# Start of STORED RECORDS

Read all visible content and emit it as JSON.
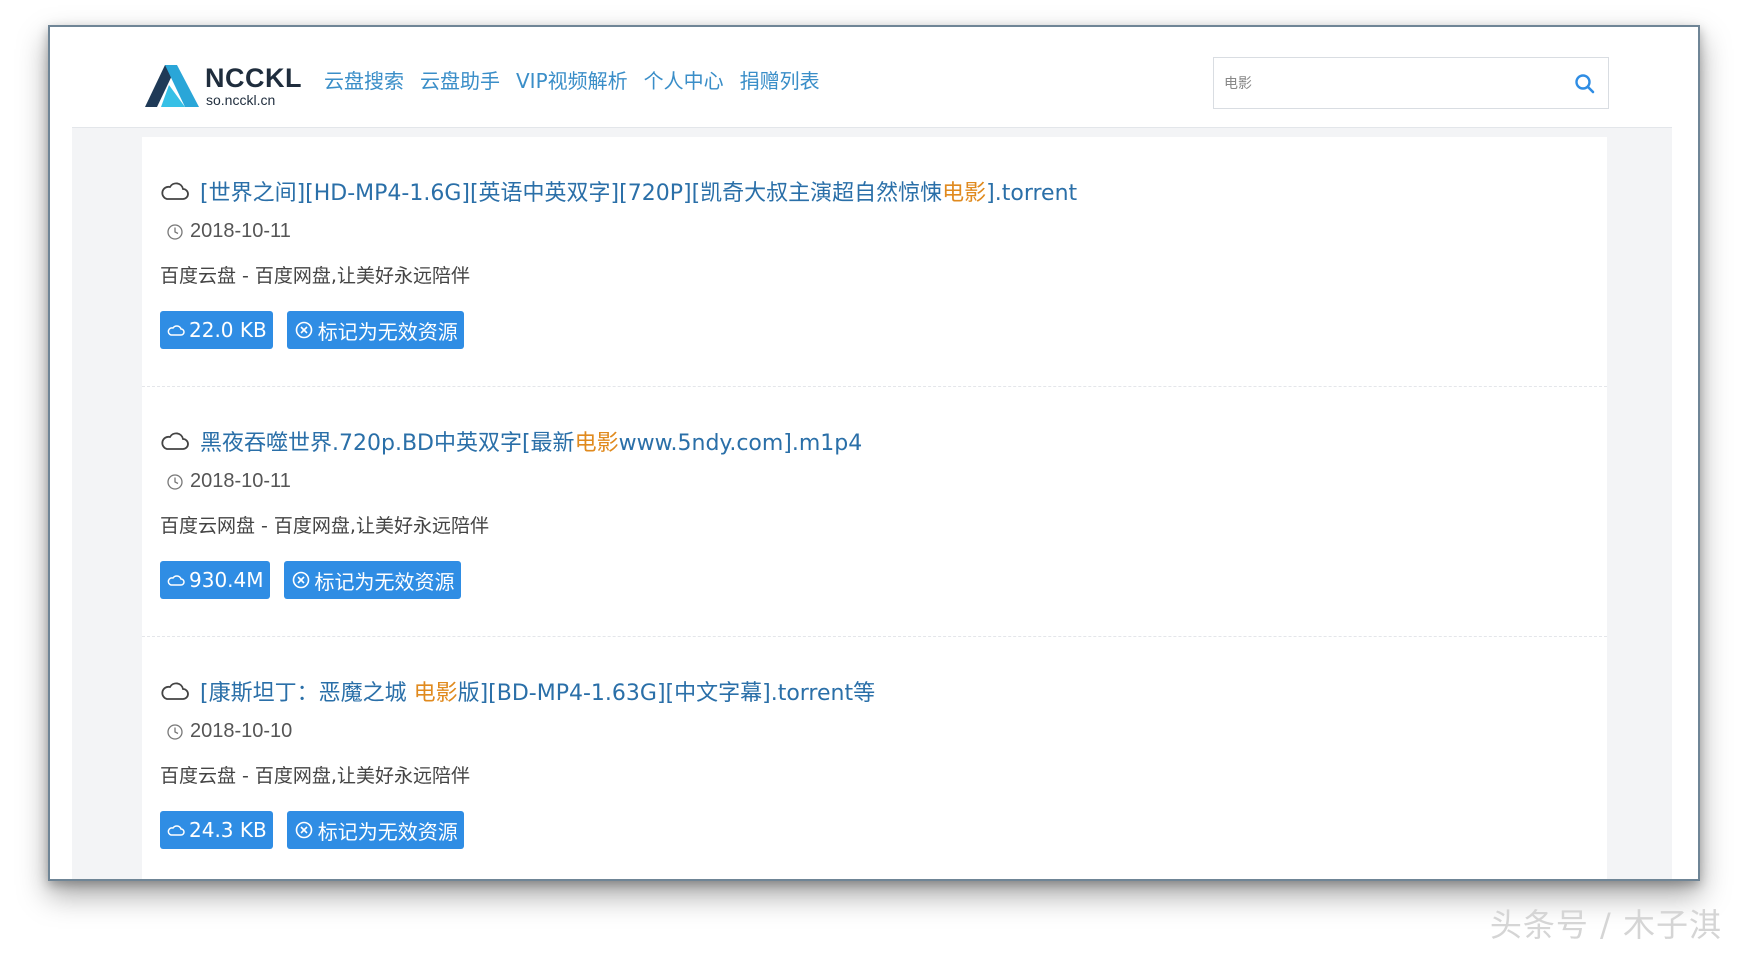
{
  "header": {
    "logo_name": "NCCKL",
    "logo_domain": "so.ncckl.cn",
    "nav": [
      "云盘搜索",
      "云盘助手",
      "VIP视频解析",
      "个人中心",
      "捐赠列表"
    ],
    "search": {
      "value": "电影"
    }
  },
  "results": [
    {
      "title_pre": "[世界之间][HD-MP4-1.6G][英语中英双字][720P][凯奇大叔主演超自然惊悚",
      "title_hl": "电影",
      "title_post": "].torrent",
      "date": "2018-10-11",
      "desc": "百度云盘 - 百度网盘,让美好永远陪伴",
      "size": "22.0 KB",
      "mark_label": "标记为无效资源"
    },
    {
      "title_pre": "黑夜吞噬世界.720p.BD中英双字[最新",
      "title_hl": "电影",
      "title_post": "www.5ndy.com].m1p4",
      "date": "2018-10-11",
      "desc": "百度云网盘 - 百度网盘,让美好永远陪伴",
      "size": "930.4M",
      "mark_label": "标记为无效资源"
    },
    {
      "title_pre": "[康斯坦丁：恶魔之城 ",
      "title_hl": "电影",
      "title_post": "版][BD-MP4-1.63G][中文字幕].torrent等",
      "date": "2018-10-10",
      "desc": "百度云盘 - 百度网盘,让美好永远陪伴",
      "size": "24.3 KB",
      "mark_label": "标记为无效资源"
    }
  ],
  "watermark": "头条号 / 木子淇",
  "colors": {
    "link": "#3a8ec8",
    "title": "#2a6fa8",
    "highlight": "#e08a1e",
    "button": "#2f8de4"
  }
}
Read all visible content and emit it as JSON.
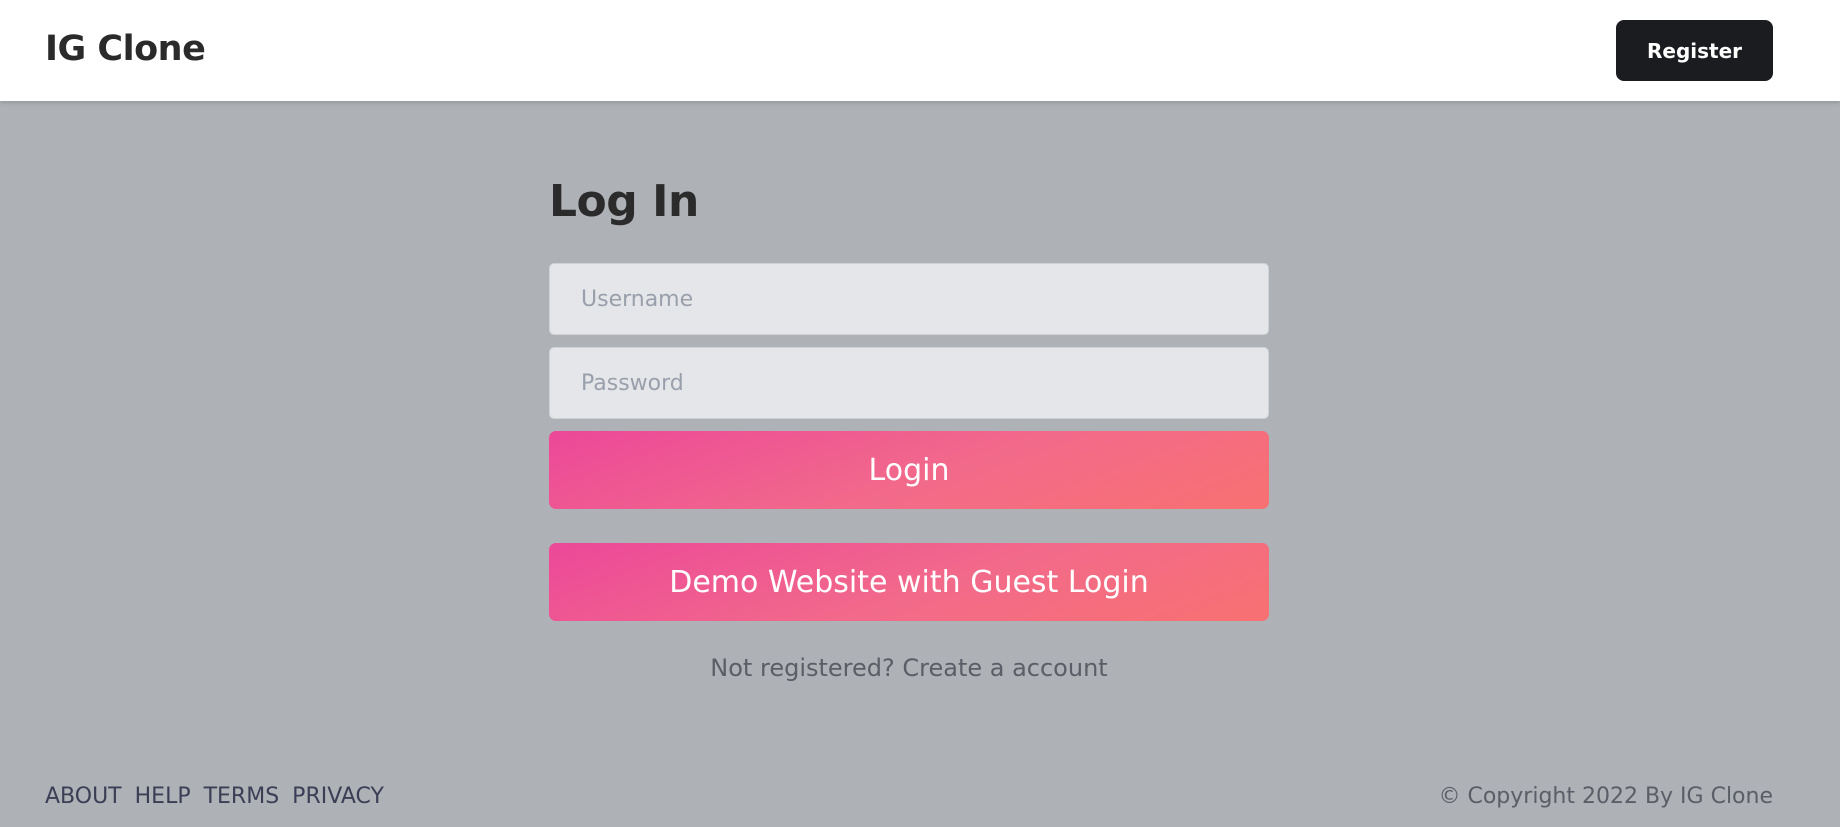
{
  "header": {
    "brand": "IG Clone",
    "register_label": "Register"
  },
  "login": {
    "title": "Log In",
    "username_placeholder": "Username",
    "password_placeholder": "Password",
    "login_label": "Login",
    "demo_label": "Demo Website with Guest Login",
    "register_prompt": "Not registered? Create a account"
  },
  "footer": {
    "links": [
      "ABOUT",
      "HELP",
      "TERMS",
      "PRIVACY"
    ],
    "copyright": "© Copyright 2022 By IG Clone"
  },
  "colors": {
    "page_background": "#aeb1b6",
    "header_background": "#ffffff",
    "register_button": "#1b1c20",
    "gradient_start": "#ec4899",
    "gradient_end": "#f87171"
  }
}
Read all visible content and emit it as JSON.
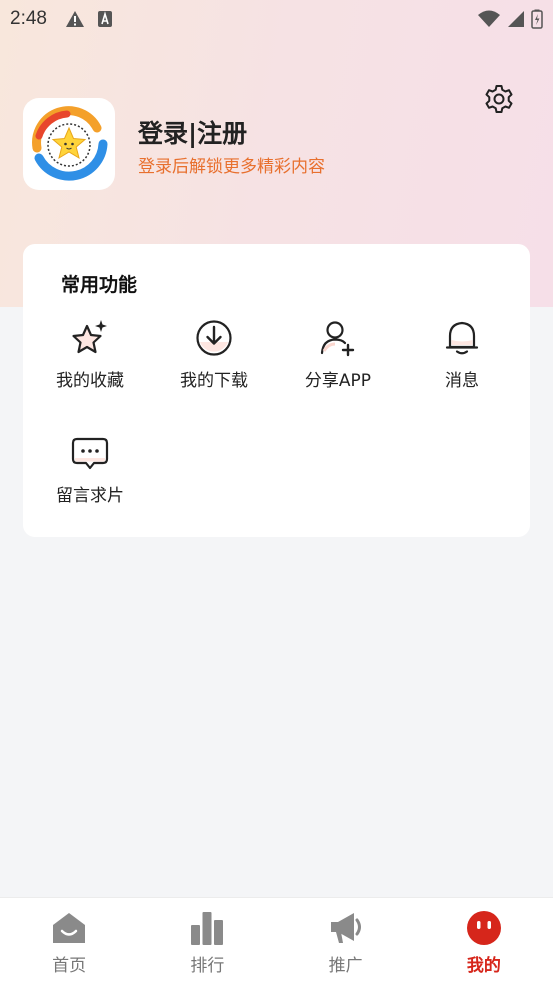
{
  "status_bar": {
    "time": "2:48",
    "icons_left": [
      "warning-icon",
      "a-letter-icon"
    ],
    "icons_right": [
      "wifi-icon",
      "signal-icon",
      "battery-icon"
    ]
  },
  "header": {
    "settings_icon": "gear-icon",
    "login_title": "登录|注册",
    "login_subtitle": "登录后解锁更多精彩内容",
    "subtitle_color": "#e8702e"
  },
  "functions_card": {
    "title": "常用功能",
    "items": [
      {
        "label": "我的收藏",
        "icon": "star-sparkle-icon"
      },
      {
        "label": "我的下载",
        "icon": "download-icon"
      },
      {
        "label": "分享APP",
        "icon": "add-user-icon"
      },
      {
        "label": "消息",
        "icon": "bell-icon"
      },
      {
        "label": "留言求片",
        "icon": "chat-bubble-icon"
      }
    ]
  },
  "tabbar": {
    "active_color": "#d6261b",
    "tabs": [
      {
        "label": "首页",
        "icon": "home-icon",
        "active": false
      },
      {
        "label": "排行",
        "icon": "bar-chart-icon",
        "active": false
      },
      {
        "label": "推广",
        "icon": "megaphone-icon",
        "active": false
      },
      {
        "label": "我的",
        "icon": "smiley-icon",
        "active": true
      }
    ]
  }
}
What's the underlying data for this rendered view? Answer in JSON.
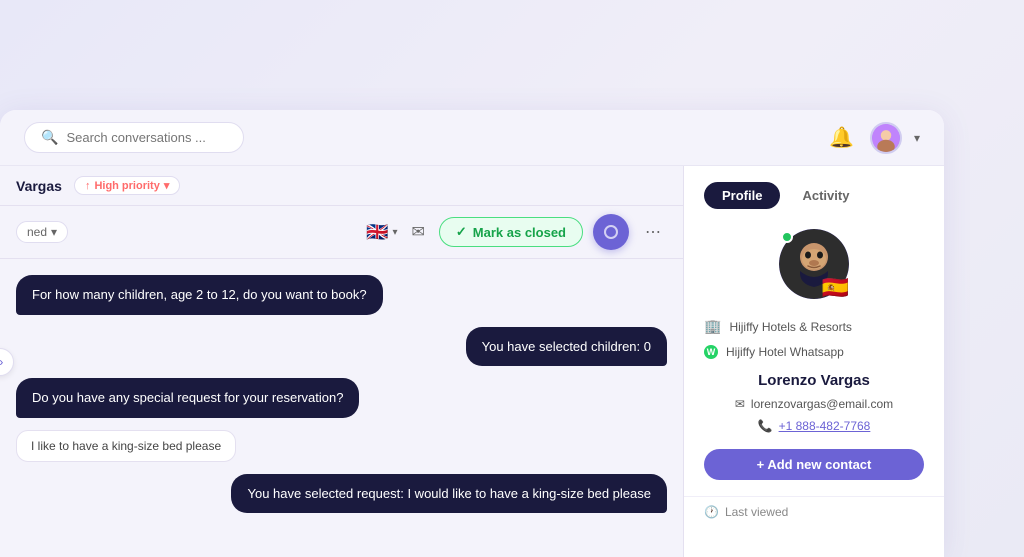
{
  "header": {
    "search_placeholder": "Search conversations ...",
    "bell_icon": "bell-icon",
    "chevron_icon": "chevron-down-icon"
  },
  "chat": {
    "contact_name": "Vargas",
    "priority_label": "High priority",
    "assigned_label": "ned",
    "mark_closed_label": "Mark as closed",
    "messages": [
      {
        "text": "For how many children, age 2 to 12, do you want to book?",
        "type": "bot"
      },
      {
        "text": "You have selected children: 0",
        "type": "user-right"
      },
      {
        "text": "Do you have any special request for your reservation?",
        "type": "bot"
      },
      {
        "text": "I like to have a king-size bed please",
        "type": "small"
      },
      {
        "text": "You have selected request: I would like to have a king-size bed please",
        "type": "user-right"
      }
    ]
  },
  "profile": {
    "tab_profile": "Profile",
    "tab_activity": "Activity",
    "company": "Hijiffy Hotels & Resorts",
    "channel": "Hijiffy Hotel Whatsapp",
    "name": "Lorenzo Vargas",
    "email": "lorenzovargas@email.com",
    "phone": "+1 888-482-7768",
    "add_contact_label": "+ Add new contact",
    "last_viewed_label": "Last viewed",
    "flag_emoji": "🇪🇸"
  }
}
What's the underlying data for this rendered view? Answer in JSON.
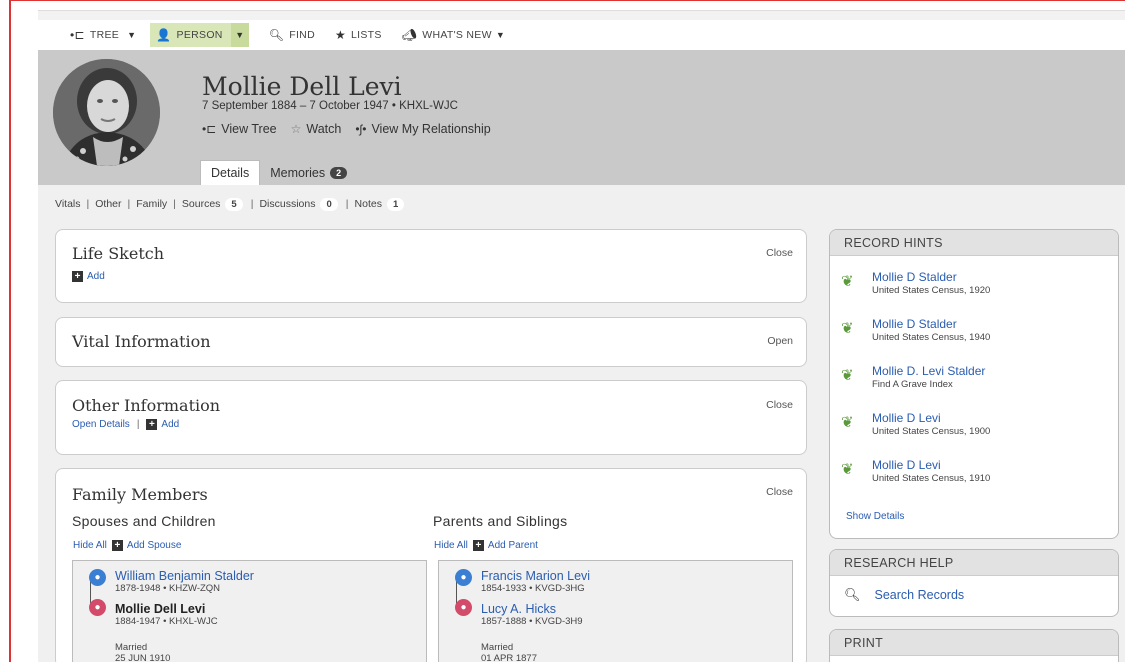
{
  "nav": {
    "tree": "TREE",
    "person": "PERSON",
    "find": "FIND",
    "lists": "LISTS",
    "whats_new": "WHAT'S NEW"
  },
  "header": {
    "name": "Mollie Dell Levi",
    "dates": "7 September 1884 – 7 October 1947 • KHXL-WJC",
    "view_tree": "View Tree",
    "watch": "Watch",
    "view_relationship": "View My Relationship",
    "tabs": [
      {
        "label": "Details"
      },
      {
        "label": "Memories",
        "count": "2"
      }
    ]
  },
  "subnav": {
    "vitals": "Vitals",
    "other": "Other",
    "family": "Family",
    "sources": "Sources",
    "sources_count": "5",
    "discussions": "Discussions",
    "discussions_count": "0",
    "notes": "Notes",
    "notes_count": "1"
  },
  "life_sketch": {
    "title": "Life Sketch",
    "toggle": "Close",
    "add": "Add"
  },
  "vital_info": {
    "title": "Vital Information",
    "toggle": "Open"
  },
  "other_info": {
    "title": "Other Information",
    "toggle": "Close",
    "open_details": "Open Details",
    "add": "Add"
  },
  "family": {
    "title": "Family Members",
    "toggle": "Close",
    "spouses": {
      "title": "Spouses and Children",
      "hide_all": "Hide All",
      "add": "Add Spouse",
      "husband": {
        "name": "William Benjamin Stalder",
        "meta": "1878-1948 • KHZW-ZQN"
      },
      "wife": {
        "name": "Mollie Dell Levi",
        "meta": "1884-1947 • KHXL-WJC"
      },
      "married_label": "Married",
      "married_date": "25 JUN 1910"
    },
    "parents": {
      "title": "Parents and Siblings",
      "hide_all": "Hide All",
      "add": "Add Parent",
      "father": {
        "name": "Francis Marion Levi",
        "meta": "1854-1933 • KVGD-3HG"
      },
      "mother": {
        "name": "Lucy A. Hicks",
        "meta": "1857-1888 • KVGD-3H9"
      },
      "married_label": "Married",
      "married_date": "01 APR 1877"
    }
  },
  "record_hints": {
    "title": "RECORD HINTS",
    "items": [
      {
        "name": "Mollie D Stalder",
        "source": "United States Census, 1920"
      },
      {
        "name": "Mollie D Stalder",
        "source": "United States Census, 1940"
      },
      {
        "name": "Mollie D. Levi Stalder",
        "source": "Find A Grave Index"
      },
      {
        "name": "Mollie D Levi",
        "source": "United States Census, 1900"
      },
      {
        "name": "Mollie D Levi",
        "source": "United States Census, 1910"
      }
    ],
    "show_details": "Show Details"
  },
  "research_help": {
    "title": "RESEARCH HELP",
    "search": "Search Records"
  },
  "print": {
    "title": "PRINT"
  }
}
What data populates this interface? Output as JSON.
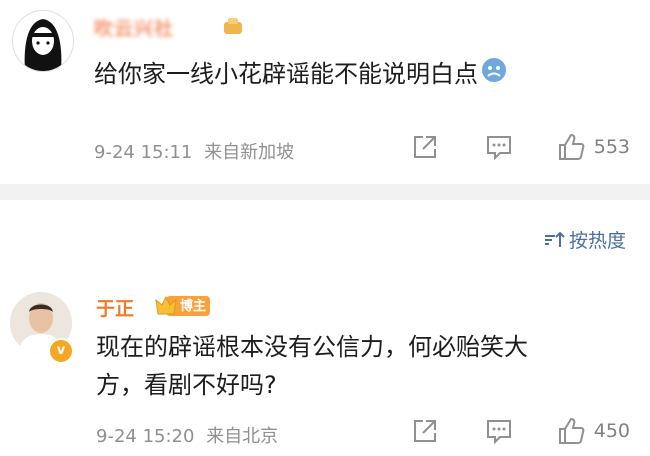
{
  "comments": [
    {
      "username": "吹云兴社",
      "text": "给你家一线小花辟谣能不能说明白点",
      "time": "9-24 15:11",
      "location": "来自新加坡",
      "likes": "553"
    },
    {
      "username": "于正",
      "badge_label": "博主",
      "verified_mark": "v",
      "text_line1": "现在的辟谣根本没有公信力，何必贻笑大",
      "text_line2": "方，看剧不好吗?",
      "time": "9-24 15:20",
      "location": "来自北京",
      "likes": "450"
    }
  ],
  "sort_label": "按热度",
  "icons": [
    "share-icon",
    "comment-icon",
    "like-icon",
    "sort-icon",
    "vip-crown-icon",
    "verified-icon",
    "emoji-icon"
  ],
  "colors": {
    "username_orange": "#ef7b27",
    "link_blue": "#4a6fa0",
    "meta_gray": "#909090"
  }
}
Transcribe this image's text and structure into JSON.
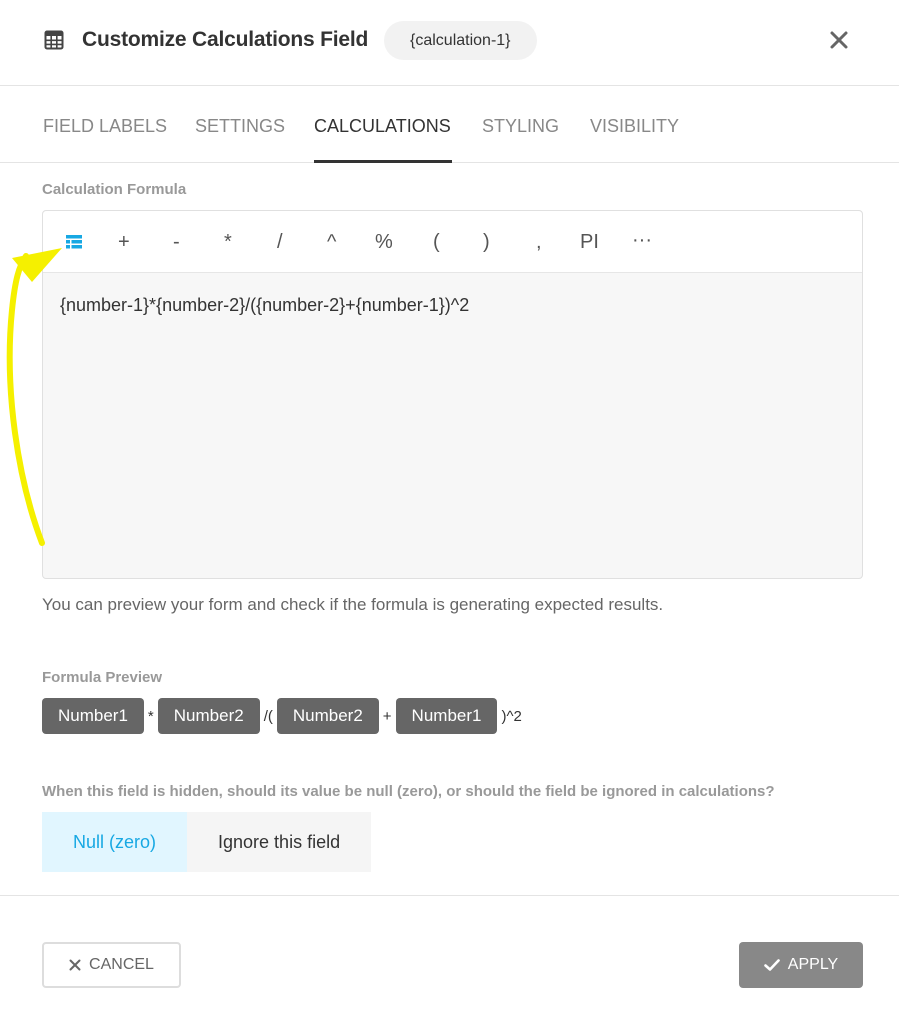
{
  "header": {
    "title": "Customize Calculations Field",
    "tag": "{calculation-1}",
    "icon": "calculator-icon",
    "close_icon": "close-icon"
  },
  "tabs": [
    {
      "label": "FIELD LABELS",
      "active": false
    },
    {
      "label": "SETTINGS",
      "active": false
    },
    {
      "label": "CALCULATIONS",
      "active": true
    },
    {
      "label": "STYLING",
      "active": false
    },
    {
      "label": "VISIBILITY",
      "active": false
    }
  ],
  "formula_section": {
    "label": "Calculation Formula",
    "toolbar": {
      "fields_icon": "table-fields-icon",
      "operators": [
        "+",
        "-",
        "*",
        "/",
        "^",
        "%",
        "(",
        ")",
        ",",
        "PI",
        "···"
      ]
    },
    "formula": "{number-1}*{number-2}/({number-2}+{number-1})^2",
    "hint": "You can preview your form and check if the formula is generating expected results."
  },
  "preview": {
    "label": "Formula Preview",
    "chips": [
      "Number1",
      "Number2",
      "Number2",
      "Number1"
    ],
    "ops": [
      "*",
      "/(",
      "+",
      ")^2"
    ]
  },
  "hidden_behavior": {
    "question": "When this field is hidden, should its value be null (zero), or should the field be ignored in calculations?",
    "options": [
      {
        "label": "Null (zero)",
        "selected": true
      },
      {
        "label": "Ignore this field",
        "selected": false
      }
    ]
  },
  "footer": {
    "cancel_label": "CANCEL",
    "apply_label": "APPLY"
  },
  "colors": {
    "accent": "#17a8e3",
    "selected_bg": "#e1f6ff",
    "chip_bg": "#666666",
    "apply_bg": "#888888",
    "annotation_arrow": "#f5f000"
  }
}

# End of STORED RECORDS

## TASK OBJECTIVE
Check each line above for the string "size" and report how many lines have it, giving only the number.

## SOLUTION FOR THIS PROBLEM
5